> [Written instruction]
Repeat every record exactly, but keep images out of the copy.

** Start of Record list **

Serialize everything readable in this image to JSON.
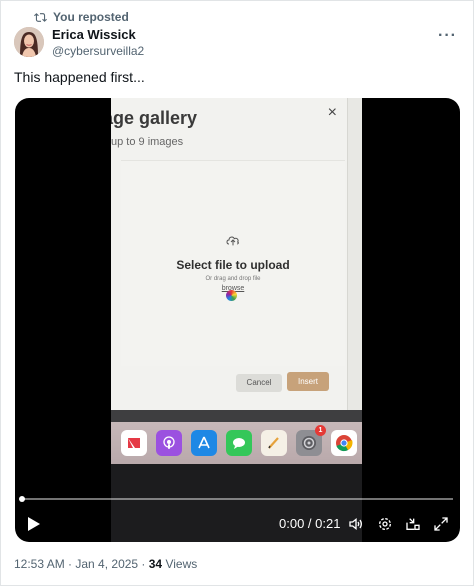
{
  "repost": {
    "label": "You reposted"
  },
  "author": {
    "name": "Erica Wissick",
    "handle": "@cybersurveilla2"
  },
  "more_label": "···",
  "tweet": {
    "text": "This happened first..."
  },
  "video": {
    "frame": {
      "dialog_title": "age gallery",
      "dialog_subtitle": "up to 9 images",
      "close_symbol": "×",
      "dropzone_title": "Select file to upload",
      "dropzone_hint": "Or drag and drop file",
      "browse_label": "browse",
      "cancel_label": "Cancel",
      "insert_label": "Insert",
      "settings_badge": "1"
    },
    "time": "0:00 / 0:21",
    "progress": 0.0
  },
  "meta": {
    "timestamp": "12:53 AM · Jan 4, 2025 · ",
    "views_count": "34",
    "views_label": " Views"
  }
}
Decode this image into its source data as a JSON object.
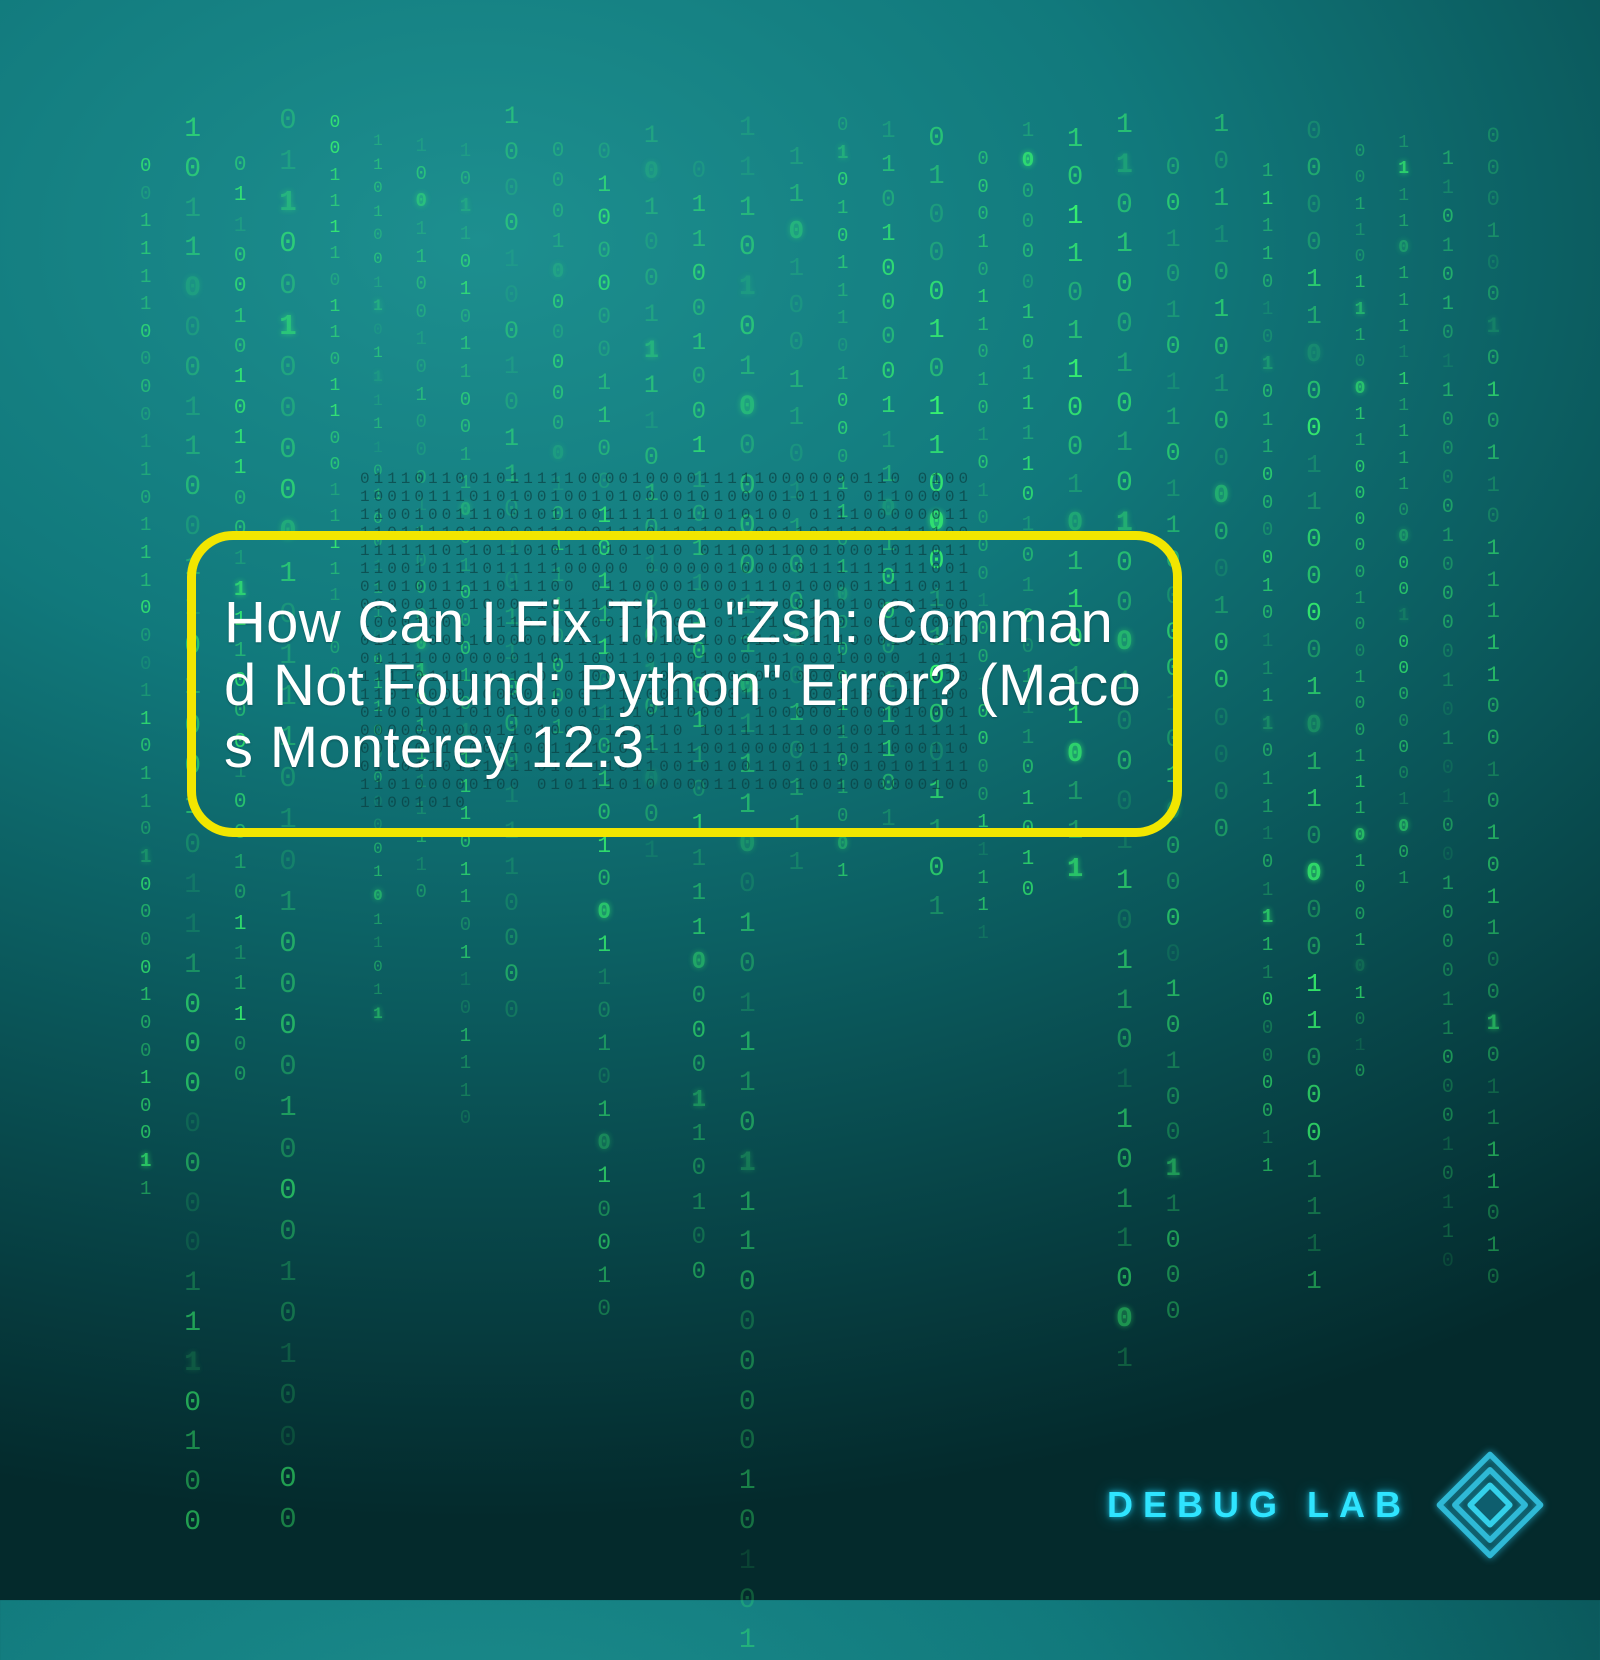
{
  "headline": "How Can I Fix The \"Zsh: Command Not Found: Python\" Error? (Macos Monterey 12.3",
  "brand": "DEBUG LAB",
  "colors": {
    "accent_border": "#f2e600",
    "brand_glow": "#2fe4ff",
    "matrix_green": "#3bff6e"
  },
  "glyphs": [
    "0",
    "1"
  ],
  "matrix": {
    "columns": 30,
    "min_len": 20,
    "max_len": 40,
    "font_min": 16,
    "font_max": 30,
    "seed": 7
  },
  "dark_block": {
    "rows": 20,
    "cols": 40,
    "seed": 3
  }
}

** End of Record list **

> [Task response]
Serialize everything readable in this image to JSON.
{
  "repost": {
    "label": "You reposted"
  },
  "author": {
    "name": "Erica Wissick",
    "handle": "@cybersurveilla2"
  },
  "more_label": "···",
  "tweet": {
    "text": "This happened first..."
  },
  "video": {
    "frame": {
      "dialog_title": "age gallery",
      "dialog_subtitle": "up to 9 images",
      "close_symbol": "×",
      "dropzone_title": "Select file to upload",
      "dropzone_hint": "Or drag and drop file",
      "browse_label": "browse",
      "cancel_label": "Cancel",
      "insert_label": "Insert",
      "settings_badge": "1"
    },
    "time": "0:00 / 0:21",
    "progress": 0.0
  },
  "meta": {
    "timestamp": "12:53 AM · Jan 4, 2025 · ",
    "views_count": "34",
    "views_label": " Views"
  }
}
Decode this image into its source data as a JSON object.
{
  "headline": "How Can I Fix The \"Zsh: Command Not Found: Python\" Error? (Macos Monterey 12.3",
  "brand": "DEBUG LAB",
  "colors": {
    "accent_border": "#f2e600",
    "brand_glow": "#2fe4ff",
    "matrix_green": "#3bff6e"
  },
  "glyphs": [
    "0",
    "1"
  ],
  "matrix": {
    "columns": 30,
    "min_len": 20,
    "max_len": 40,
    "font_min": 16,
    "font_max": 30,
    "seed": 7
  },
  "dark_block": {
    "rows": 20,
    "cols": 40,
    "seed": 3
  }
}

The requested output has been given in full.